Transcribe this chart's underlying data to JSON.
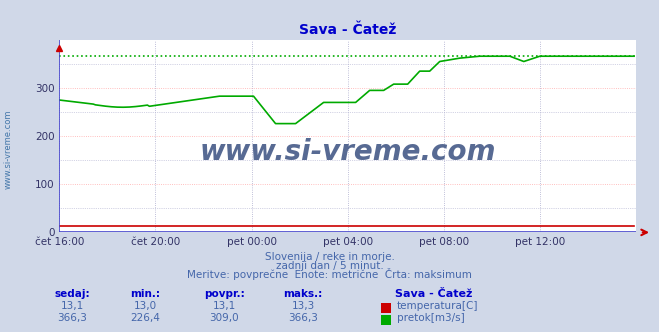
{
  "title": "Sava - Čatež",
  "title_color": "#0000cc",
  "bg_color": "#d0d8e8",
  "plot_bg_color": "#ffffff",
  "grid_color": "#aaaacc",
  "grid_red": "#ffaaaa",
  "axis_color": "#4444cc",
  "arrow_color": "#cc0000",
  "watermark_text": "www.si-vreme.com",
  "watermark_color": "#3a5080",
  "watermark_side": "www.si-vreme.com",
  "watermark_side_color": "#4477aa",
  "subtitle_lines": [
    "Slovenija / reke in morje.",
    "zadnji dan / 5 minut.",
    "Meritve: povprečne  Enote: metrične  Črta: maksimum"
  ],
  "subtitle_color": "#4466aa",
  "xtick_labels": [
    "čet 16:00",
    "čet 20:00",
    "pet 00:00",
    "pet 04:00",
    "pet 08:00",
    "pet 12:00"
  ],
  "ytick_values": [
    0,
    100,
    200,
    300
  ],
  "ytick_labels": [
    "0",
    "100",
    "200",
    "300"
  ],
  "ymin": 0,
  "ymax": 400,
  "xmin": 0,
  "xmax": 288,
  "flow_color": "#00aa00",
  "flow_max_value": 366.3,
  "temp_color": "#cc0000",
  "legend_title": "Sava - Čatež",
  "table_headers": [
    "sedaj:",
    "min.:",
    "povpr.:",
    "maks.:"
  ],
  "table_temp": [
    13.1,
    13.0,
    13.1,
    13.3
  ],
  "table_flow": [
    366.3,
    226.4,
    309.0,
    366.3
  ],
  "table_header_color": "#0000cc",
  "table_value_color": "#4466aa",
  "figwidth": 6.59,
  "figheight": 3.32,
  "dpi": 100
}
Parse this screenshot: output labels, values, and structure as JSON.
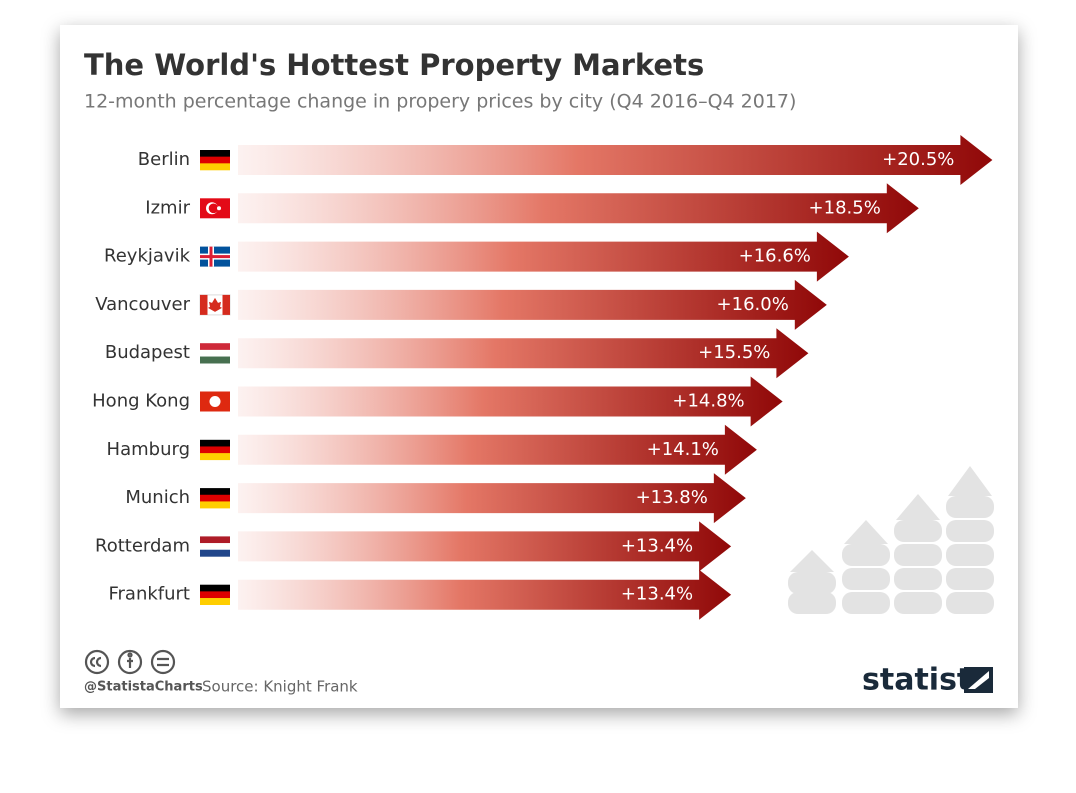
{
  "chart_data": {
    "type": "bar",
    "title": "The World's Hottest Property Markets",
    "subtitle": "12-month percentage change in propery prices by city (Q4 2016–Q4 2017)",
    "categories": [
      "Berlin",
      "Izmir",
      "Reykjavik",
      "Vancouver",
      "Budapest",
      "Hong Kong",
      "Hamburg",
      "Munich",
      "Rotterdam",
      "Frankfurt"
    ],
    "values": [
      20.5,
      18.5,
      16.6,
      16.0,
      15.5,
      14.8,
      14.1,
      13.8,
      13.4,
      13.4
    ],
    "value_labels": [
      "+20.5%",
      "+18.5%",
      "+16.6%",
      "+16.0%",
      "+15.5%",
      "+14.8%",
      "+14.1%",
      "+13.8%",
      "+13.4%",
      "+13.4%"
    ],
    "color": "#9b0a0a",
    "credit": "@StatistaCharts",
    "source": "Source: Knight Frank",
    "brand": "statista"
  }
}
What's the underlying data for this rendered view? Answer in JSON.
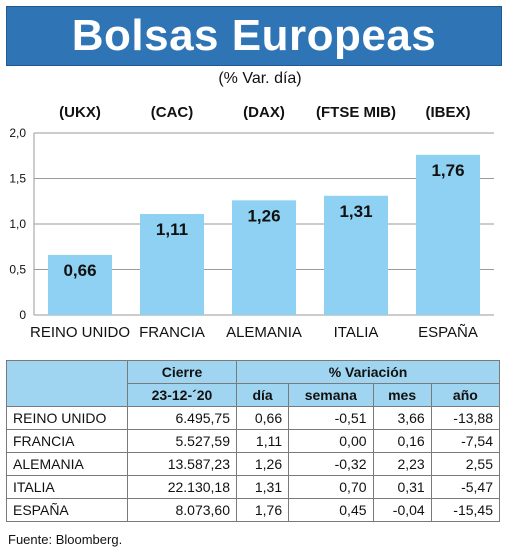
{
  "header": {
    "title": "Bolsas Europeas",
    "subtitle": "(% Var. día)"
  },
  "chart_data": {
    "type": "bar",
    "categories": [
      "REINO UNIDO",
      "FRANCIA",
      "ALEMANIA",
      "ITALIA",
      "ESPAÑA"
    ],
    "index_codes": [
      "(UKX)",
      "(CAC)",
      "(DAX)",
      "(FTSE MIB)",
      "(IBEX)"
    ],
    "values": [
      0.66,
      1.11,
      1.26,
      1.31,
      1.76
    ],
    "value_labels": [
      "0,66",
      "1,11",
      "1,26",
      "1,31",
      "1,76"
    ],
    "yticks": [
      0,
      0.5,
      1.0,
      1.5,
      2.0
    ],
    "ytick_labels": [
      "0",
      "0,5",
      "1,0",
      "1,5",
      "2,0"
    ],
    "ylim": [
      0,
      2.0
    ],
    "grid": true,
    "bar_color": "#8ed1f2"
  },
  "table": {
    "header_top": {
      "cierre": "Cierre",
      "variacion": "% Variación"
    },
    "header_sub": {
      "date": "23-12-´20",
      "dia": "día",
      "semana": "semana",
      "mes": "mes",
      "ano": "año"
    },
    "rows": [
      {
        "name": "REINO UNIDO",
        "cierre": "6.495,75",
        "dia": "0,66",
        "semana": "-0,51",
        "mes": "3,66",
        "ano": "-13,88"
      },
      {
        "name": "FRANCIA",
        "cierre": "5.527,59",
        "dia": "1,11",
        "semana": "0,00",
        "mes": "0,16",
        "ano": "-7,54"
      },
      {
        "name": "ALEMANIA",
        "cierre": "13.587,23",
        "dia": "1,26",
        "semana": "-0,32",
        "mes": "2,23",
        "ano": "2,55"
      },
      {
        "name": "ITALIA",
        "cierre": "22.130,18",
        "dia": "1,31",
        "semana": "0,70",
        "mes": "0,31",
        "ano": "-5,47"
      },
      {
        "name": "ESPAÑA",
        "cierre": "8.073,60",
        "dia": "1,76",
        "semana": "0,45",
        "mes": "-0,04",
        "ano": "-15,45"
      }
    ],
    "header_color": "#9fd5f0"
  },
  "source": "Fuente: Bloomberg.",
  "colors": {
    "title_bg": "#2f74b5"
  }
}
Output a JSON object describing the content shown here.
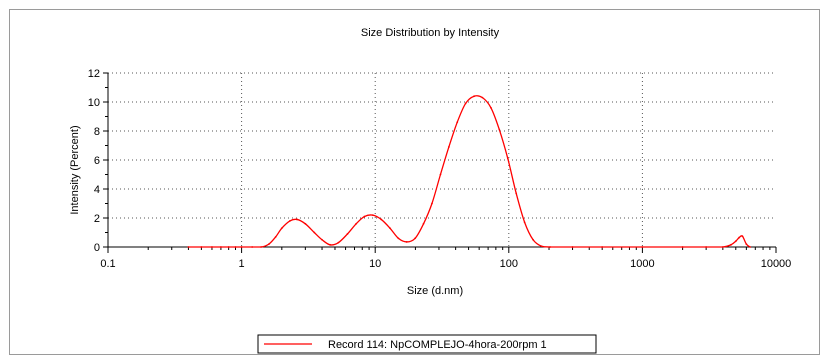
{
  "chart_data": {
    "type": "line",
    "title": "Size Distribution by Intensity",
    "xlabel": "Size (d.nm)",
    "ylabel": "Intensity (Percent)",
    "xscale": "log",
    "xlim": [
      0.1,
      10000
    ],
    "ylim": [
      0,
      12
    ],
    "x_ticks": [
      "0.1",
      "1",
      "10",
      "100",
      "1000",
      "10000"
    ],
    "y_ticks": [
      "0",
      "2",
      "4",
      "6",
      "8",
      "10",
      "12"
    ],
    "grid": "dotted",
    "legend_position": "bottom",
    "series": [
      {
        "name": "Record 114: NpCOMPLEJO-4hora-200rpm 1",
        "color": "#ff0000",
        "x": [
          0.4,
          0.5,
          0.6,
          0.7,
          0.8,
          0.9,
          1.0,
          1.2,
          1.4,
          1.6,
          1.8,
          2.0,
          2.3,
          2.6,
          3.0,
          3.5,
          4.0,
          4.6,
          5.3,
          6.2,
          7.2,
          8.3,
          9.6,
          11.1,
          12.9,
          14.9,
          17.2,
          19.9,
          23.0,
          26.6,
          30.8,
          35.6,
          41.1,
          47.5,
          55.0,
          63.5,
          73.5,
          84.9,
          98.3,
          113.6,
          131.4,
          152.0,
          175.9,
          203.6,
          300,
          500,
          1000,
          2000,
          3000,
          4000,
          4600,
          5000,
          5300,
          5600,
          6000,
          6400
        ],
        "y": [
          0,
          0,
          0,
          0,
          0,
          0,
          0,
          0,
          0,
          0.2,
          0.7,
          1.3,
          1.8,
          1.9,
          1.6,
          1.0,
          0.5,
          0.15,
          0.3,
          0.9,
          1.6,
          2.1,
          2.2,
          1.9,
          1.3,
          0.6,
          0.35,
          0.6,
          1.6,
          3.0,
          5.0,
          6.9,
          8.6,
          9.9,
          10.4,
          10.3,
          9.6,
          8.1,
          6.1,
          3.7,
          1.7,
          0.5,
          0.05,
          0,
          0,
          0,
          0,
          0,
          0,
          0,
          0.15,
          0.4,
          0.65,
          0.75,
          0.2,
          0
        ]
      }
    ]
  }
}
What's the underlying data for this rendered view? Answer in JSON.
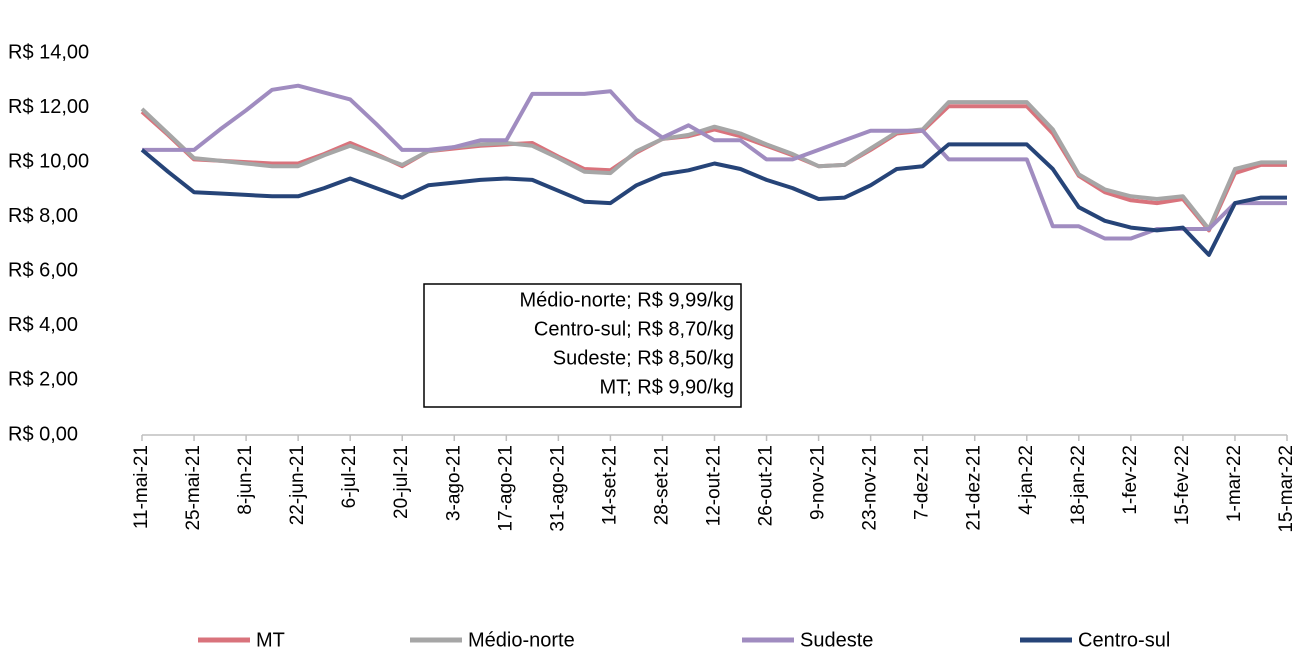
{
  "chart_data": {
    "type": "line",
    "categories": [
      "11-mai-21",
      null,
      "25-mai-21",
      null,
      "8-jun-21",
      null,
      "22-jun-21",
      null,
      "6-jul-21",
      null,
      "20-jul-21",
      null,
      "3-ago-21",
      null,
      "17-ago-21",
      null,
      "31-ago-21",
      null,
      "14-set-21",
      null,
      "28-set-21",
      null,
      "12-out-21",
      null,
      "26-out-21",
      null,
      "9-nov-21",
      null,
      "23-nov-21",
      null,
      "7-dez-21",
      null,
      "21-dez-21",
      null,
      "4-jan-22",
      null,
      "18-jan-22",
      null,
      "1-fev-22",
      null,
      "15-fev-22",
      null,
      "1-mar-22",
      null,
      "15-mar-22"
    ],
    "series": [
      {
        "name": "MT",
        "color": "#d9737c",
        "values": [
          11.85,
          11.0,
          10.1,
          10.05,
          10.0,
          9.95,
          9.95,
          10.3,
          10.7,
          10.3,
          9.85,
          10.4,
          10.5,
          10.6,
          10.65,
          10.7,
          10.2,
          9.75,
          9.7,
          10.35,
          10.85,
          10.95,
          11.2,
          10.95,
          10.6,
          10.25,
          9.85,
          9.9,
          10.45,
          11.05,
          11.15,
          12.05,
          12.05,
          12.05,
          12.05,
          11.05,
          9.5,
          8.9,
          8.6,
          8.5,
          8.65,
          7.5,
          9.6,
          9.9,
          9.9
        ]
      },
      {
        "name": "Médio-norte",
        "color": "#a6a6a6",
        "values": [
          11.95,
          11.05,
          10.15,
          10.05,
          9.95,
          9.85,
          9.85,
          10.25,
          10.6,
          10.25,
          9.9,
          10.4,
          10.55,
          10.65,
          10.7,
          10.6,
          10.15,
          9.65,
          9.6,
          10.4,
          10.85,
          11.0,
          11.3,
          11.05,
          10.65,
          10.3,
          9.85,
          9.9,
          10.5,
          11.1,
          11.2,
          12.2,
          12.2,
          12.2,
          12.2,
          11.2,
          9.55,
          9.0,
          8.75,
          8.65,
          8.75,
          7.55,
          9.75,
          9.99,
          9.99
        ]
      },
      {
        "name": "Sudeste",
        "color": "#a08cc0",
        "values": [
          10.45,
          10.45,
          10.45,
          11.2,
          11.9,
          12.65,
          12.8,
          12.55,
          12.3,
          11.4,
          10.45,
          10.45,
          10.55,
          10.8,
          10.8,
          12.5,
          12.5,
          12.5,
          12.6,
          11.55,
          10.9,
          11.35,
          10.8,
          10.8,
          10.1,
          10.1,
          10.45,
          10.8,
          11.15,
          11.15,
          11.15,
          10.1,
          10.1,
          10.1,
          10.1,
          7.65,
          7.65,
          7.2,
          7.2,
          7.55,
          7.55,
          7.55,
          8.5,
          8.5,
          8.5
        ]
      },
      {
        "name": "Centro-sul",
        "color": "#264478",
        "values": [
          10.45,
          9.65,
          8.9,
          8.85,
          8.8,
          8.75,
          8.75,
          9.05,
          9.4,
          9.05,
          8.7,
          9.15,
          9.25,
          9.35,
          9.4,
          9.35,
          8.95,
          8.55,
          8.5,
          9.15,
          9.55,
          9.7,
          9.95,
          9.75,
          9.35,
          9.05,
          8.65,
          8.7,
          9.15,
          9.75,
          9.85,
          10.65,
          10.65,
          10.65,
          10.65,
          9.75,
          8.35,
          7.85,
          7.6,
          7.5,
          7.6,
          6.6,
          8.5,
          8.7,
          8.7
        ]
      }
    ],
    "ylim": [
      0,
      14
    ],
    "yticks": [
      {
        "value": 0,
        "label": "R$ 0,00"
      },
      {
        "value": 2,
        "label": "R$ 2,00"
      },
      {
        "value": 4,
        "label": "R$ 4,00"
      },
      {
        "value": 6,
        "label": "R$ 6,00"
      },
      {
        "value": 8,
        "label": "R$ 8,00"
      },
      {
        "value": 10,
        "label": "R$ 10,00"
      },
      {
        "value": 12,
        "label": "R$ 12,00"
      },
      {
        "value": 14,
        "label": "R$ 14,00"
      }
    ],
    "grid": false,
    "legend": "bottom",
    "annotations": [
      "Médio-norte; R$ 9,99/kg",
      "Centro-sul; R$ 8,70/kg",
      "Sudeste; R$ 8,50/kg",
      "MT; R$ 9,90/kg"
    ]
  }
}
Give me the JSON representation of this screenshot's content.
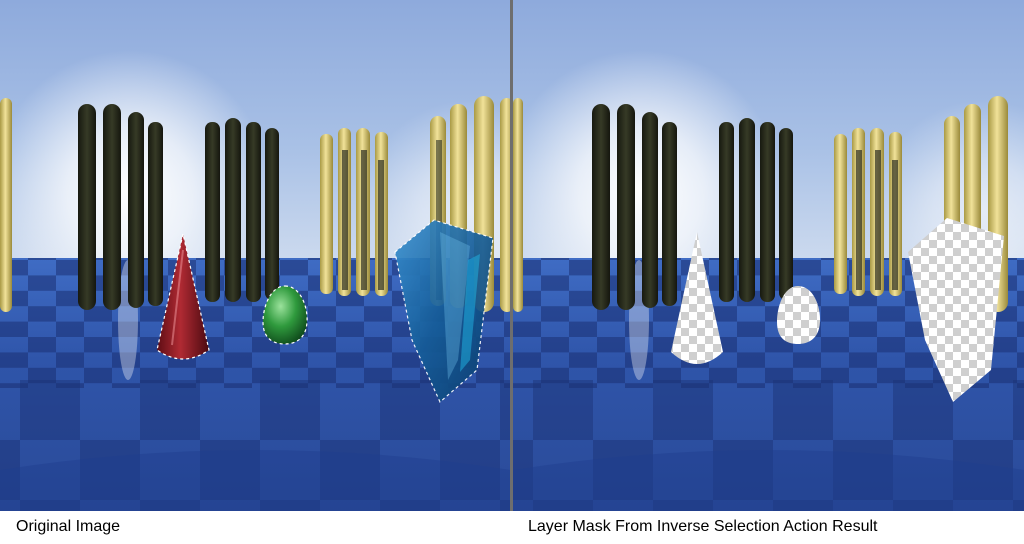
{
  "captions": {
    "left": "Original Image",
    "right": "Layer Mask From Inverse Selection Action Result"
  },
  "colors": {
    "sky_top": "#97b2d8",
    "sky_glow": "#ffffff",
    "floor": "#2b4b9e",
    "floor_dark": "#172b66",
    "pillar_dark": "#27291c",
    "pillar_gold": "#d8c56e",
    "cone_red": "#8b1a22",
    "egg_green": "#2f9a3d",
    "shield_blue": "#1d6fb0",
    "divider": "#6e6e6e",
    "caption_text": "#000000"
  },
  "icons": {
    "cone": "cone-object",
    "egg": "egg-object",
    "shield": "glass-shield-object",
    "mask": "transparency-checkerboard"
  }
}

◆ ◆ ◆

◆ AIM
Pick out, from the lines above, every one that contains the string "content".

◆ EXERCISE OUTPUT
Output a JSON object describing the content shown here.
Give me the JSON representation of this screenshot's content.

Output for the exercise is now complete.